Stored data:
# # # # #
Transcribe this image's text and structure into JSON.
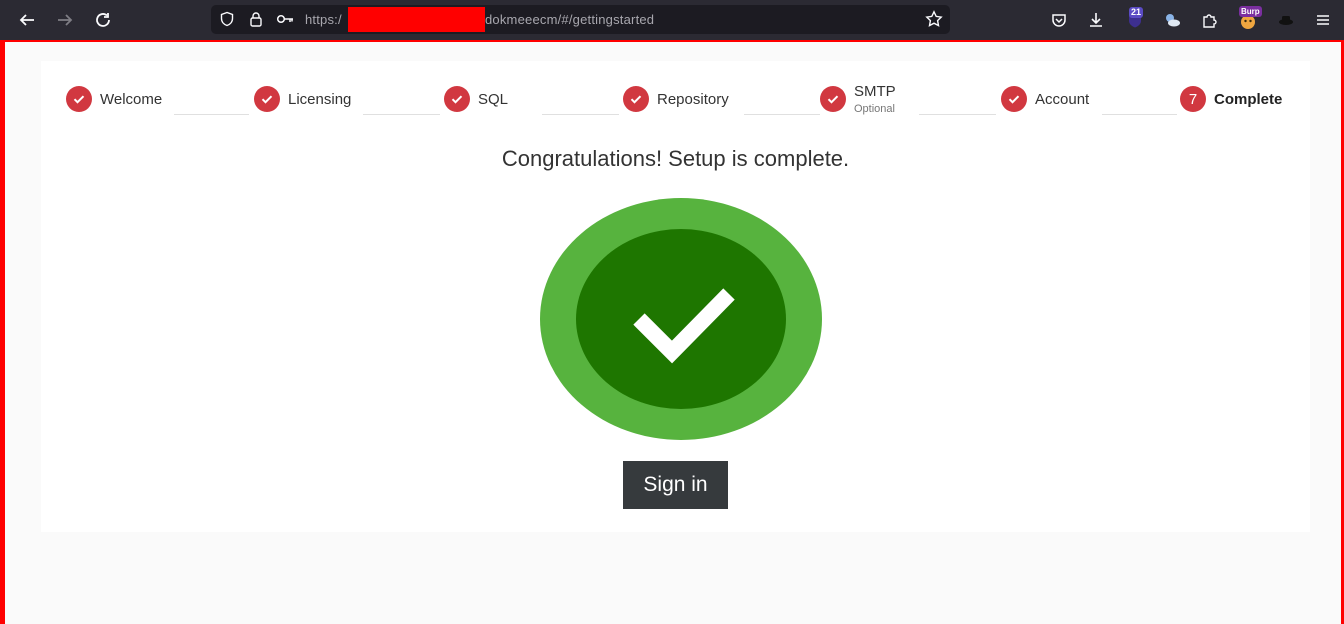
{
  "browser": {
    "url_prefix": "https:/",
    "url_suffix": "dokmeeecm/#/gettingstarted",
    "extension_badge_count": "21",
    "burp_badge": "Burp",
    "icons": [
      "back-arrow-icon",
      "forward-arrow-icon",
      "reload-icon",
      "shield-icon",
      "lock-icon",
      "key-icon",
      "star-icon",
      "pocket-icon",
      "download-icon",
      "extension-icon",
      "weather-icon",
      "puzzle-icon",
      "burp-icon",
      "profile-icon",
      "menu-icon"
    ]
  },
  "wizard": {
    "steps": [
      {
        "label": "Welcome",
        "status": "done"
      },
      {
        "label": "Licensing",
        "status": "done"
      },
      {
        "label": "SQL",
        "status": "done"
      },
      {
        "label": "Repository",
        "status": "done"
      },
      {
        "label": "SMTP",
        "sublabel": "Optional",
        "status": "done"
      },
      {
        "label": "Account",
        "status": "done"
      },
      {
        "label": "Complete",
        "number": "7",
        "status": "current"
      }
    ]
  },
  "main": {
    "heading": "Congratulations! Setup is complete.",
    "sign_in_label": "Sign in"
  },
  "colors": {
    "step_red": "#d13840",
    "outer_green": "#57b33e",
    "inner_green": "#1e7600",
    "button_dark": "#363a3d"
  }
}
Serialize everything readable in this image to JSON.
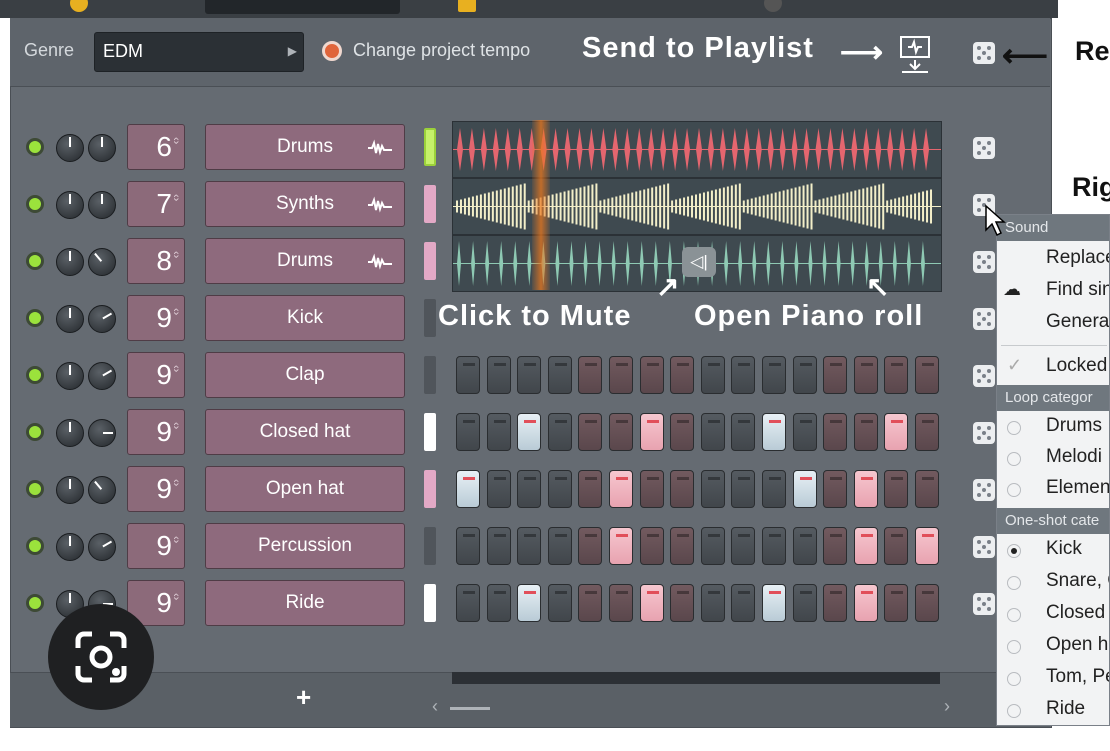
{
  "header": {
    "genre_label": "Genre",
    "genre_value": "EDM",
    "tempo_label": "Change project tempo",
    "send_label": "Send to Playlist",
    "send_arrow": "→"
  },
  "annotations": {
    "click_to_mute": "Click to Mute",
    "open_piano_roll": "Open Piano roll",
    "right_top": "Re",
    "right_mid": "Rig"
  },
  "channels": [
    {
      "num": "6",
      "name": "Drums",
      "has_wave": true
    },
    {
      "num": "7",
      "name": "Synths",
      "has_wave": true
    },
    {
      "num": "8",
      "name": "Drums",
      "has_wave": true
    },
    {
      "num": "9",
      "name": "Kick",
      "has_wave": false
    },
    {
      "num": "9",
      "name": "Clap",
      "has_wave": false
    },
    {
      "num": "9",
      "name": "Closed hat",
      "has_wave": false
    },
    {
      "num": "9",
      "name": "Open hat",
      "has_wave": false
    },
    {
      "num": "9",
      "name": "Percussion",
      "has_wave": false
    },
    {
      "num": "9",
      "name": "Ride",
      "has_wave": false
    }
  ],
  "menu": {
    "sound_header": "Sound",
    "replace": "Replace",
    "find_similar": "Find sin",
    "generate": "Genera",
    "locked": "Locked",
    "loop_header": "Loop categor",
    "loop_items": [
      "Drums",
      "Melodi",
      "Elemen"
    ],
    "oneshot_header": "One-shot cate",
    "oneshot_items": [
      "Kick",
      "Snare, C",
      "Closed",
      "Open h",
      "Tom, Pe",
      "Ride"
    ],
    "selected_oneshot": "Kick"
  },
  "bottom": {
    "add_label": "+"
  },
  "colors": {
    "rack_bg": "#656b72",
    "channel_button": "#8e6a7d",
    "led_on": "#9be23c",
    "wave_red": "#e4666f",
    "wave_cream": "#f3efc9",
    "wave_teal": "#8ec9b3",
    "playhead": "#eb781e"
  }
}
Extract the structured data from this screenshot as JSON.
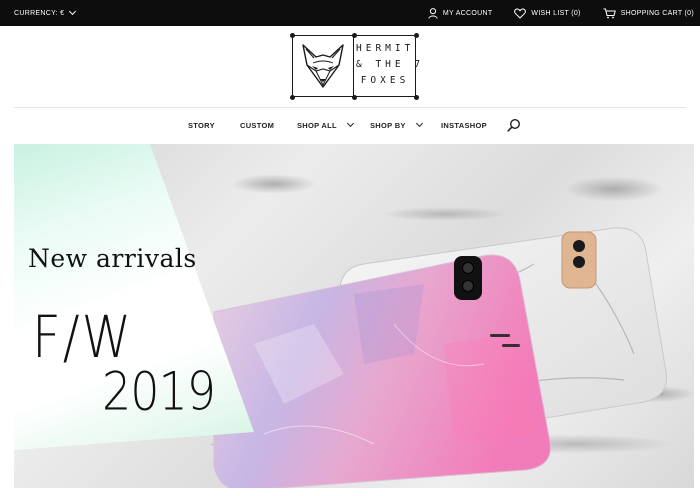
{
  "topbar": {
    "currency_label": "CURRENCY: €",
    "account_label": "MY ACCOUNT",
    "wishlist_label": "WISH LIST (0)",
    "cart_label": "SHOPPING CART (0)"
  },
  "logo": {
    "text": "HERMIT\n& THE 7\nFOXES"
  },
  "nav": {
    "items": [
      {
        "label": "STORY"
      },
      {
        "label": "CUSTOM"
      },
      {
        "label": "SHOP ALL"
      },
      {
        "label": "SHOP BY"
      },
      {
        "label": "INSTASHOP"
      }
    ]
  },
  "hero": {
    "line1": "New arrivals",
    "line2": "F/W",
    "line3": "2019"
  },
  "icons": {
    "account": "user-icon",
    "wishlist": "heart-icon",
    "cart": "cart-icon",
    "search": "search-icon",
    "dropdown": "chevron-down-icon"
  }
}
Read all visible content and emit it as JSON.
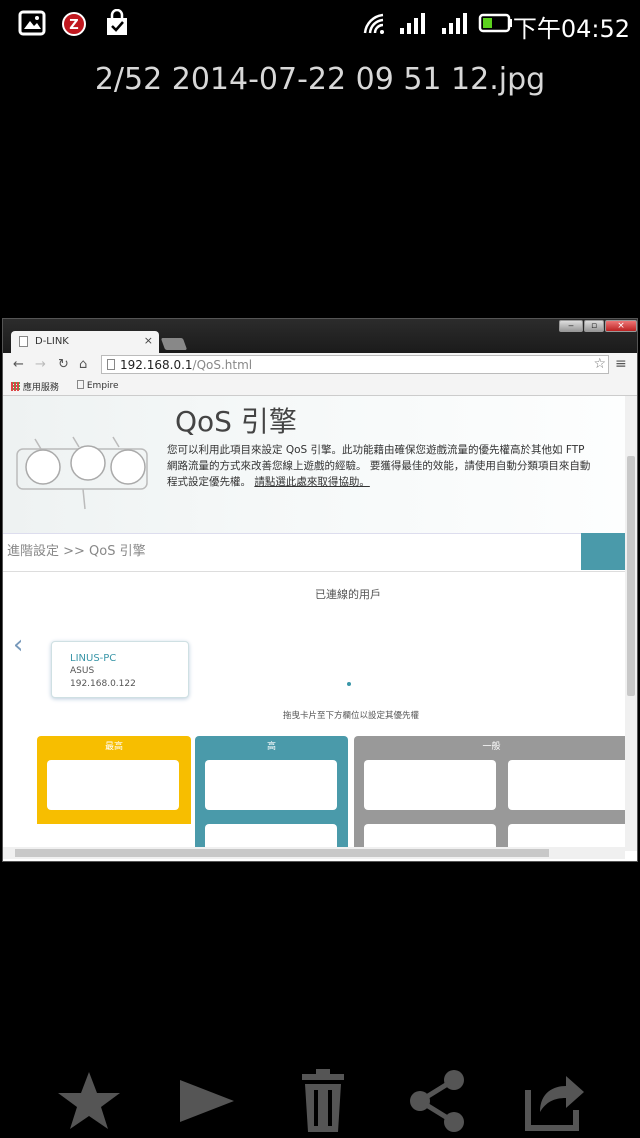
{
  "status_bar": {
    "time": "下午04:52"
  },
  "viewer": {
    "title": "2/52 2014-07-22 09 51 12.jpg"
  },
  "browser": {
    "tab_title": "D-LINK",
    "tab_close": "×",
    "window_buttons": [
      "‒",
      "▫",
      "×"
    ],
    "url_host": "192.168.0.1",
    "url_path": "/QoS.html",
    "bookmarks": [
      {
        "label": "應用服務"
      },
      {
        "label": "Empire"
      }
    ]
  },
  "page": {
    "title": "QoS 引擎",
    "description_lines": [
      "您可以利用此項目來設定 QoS 引擎。此功能藉由確保您遊戲流量的優先權高於其他如 FTP",
      "網路流量的方式來改善您線上遊戲的經驗。 要獲得最佳的效能，請使用自動分類項目來自動",
      "程式設定優先權。"
    ],
    "help_link": "請點選此處來取得協助。",
    "breadcrumb": "進階設定 >> QoS 引擎",
    "connected_users_label": "已連線的用戶",
    "device": {
      "name": "LINUS-PC",
      "vendor": "ASUS",
      "ip": "192.168.0.122"
    },
    "drag_hint": "拖曳卡片至下方欄位以設定其優先權",
    "priorities": [
      {
        "label": "最高",
        "color": "#f7be00"
      },
      {
        "label": "高",
        "color": "#4a9aaa"
      },
      {
        "label": "一般",
        "color": "#999999"
      }
    ]
  },
  "colors": {
    "accent": "#3a96a8"
  }
}
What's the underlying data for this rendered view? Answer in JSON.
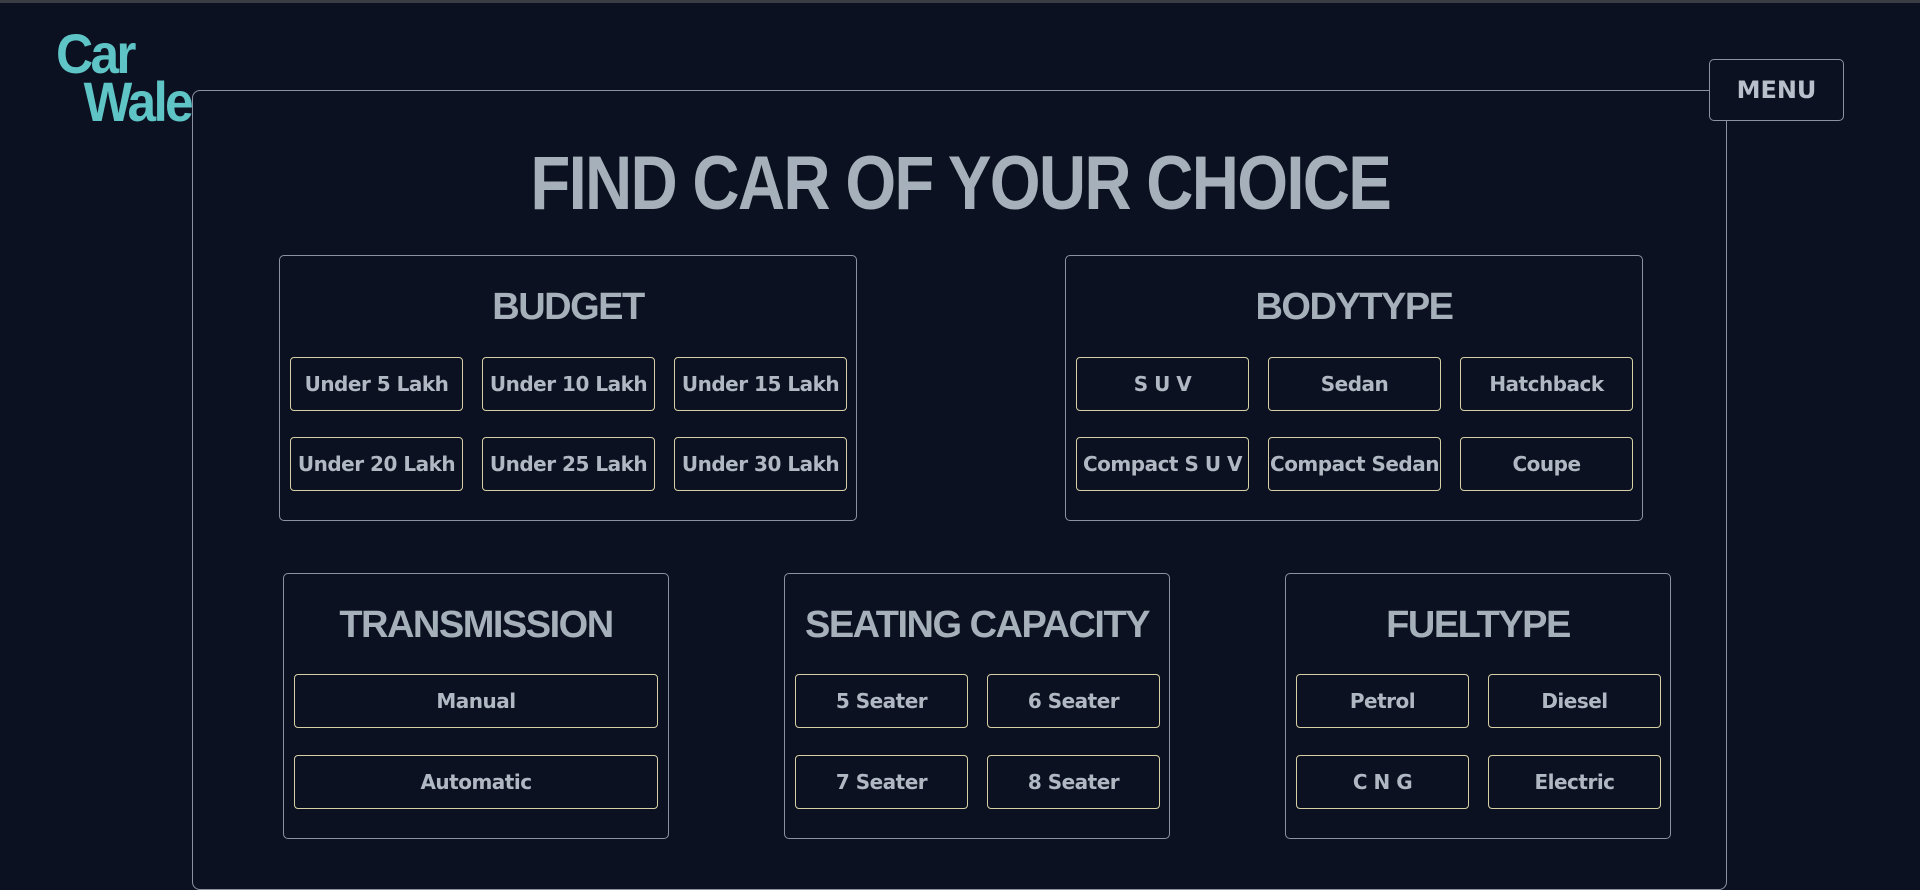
# # # # #
Give every line above again exactly, with no pictures.

[Exercise answer]:
Transcribe this image's text and structure into JSON.
{
  "browser": {
    "url_prefix": "https:/",
    "url_suffix": "dokmeeecm/#/gettingstarted",
    "extension_badge_count": "21",
    "burp_badge": "Burp",
    "icons": [
      "back-arrow-icon",
      "forward-arrow-icon",
      "reload-icon",
      "shield-icon",
      "lock-icon",
      "key-icon",
      "star-icon",
      "pocket-icon",
      "download-icon",
      "extension-icon",
      "weather-icon",
      "puzzle-icon",
      "burp-icon",
      "profile-icon",
      "menu-icon"
    ]
  },
  "wizard": {
    "steps": [
      {
        "label": "Welcome",
        "status": "done"
      },
      {
        "label": "Licensing",
        "status": "done"
      },
      {
        "label": "SQL",
        "status": "done"
      },
      {
        "label": "Repository",
        "status": "done"
      },
      {
        "label": "SMTP",
        "sublabel": "Optional",
        "status": "done"
      },
      {
        "label": "Account",
        "status": "done"
      },
      {
        "label": "Complete",
        "number": "7",
        "status": "current"
      }
    ]
  },
  "main": {
    "heading": "Congratulations! Setup is complete.",
    "sign_in_label": "Sign in"
  },
  "colors": {
    "step_red": "#d13840",
    "outer_green": "#57b33e",
    "inner_green": "#1e7600",
    "button_dark": "#363a3d"
  }
}
Serialize everything readable in this image to JSON.
{
  "header": {
    "genre_label": "Genre",
    "genre_value": "EDM",
    "tempo_label": "Change project tempo",
    "send_label": "Send to Playlist",
    "send_arrow": "→"
  },
  "annotations": {
    "click_to_mute": "Click to Mute",
    "open_piano_roll": "Open Piano roll",
    "right_top": "Re",
    "right_mid": "Rig"
  },
  "channels": [
    {
      "num": "6",
      "name": "Drums",
      "has_wave": true
    },
    {
      "num": "7",
      "name": "Synths",
      "has_wave": true
    },
    {
      "num": "8",
      "name": "Drums",
      "has_wave": true
    },
    {
      "num": "9",
      "name": "Kick",
      "has_wave": false
    },
    {
      "num": "9",
      "name": "Clap",
      "has_wave": false
    },
    {
      "num": "9",
      "name": "Closed hat",
      "has_wave": false
    },
    {
      "num": "9",
      "name": "Open hat",
      "has_wave": false
    },
    {
      "num": "9",
      "name": "Percussion",
      "has_wave": false
    },
    {
      "num": "9",
      "name": "Ride",
      "has_wave": false
    }
  ],
  "menu": {
    "sound_header": "Sound",
    "replace": "Replace",
    "find_similar": "Find sin",
    "generate": "Genera",
    "locked": "Locked",
    "loop_header": "Loop categor",
    "loop_items": [
      "Drums",
      "Melodi",
      "Elemen"
    ],
    "oneshot_header": "One-shot cate",
    "oneshot_items": [
      "Kick",
      "Snare, C",
      "Closed",
      "Open h",
      "Tom, Pe",
      "Ride"
    ],
    "selected_oneshot": "Kick"
  },
  "bottom": {
    "add_label": "+"
  },
  "colors": {
    "rack_bg": "#656b72",
    "channel_button": "#8e6a7d",
    "led_on": "#9be23c",
    "wave_red": "#e4666f",
    "wave_cream": "#f3efc9",
    "wave_teal": "#8ec9b3",
    "playhead": "#eb781e"
  }
}
Extract the structured data from this screenshot as JSON.
{
  "topbar": {
    "currency_label": "CURRENCY: €",
    "account_label": "MY ACCOUNT",
    "wishlist_label": "WISH LIST (0)",
    "cart_label": "SHOPPING CART (0)"
  },
  "logo": {
    "text": "HERMIT\n& THE 7\nFOXES"
  },
  "nav": {
    "items": [
      {
        "label": "STORY"
      },
      {
        "label": "CUSTOM"
      },
      {
        "label": "SHOP ALL"
      },
      {
        "label": "SHOP BY"
      },
      {
        "label": "INSTASHOP"
      }
    ]
  },
  "hero": {
    "line1": "New arrivals",
    "line2": "F/W",
    "line3": "2019"
  },
  "icons": {
    "account": "user-icon",
    "wishlist": "heart-icon",
    "cart": "cart-icon",
    "search": "search-icon",
    "dropdown": "chevron-down-icon"
  }
}
Read all visible content and emit it as JSON.
{
  "status_bar": {
    "time": "下午04:52"
  },
  "viewer": {
    "title": "2/52 2014-07-22 09 51 12.jpg"
  },
  "browser": {
    "tab_title": "D-LINK",
    "tab_close": "×",
    "window_buttons": [
      "‒",
      "▫",
      "×"
    ],
    "url_host": "192.168.0.1",
    "url_path": "/QoS.html",
    "bookmarks": [
      {
        "label": "應用服務"
      },
      {
        "label": "Empire"
      }
    ]
  },
  "page": {
    "title": "QoS 引擎",
    "description_lines": [
      "您可以利用此項目來設定 QoS 引擎。此功能藉由確保您遊戲流量的優先權高於其他如 FTP",
      "網路流量的方式來改善您線上遊戲的經驗。 要獲得最佳的效能，請使用自動分類項目來自動",
      "程式設定優先權。"
    ],
    "help_link": "請點選此處來取得協助。",
    "breadcrumb": "進階設定 >> QoS 引擎",
    "connected_users_label": "已連線的用戶",
    "device": {
      "name": "LINUS-PC",
      "vendor": "ASUS",
      "ip": "192.168.0.122"
    },
    "drag_hint": "拖曳卡片至下方欄位以設定其優先權",
    "priorities": [
      {
        "label": "最高",
        "color": "#f7be00"
      },
      {
        "label": "高",
        "color": "#4a9aaa"
      },
      {
        "label": "一般",
        "color": "#999999"
      }
    ]
  },
  "colors": {
    "accent": "#3a96a8"
  }
}
What's the underlying data for this rendered view? Answer in JSON.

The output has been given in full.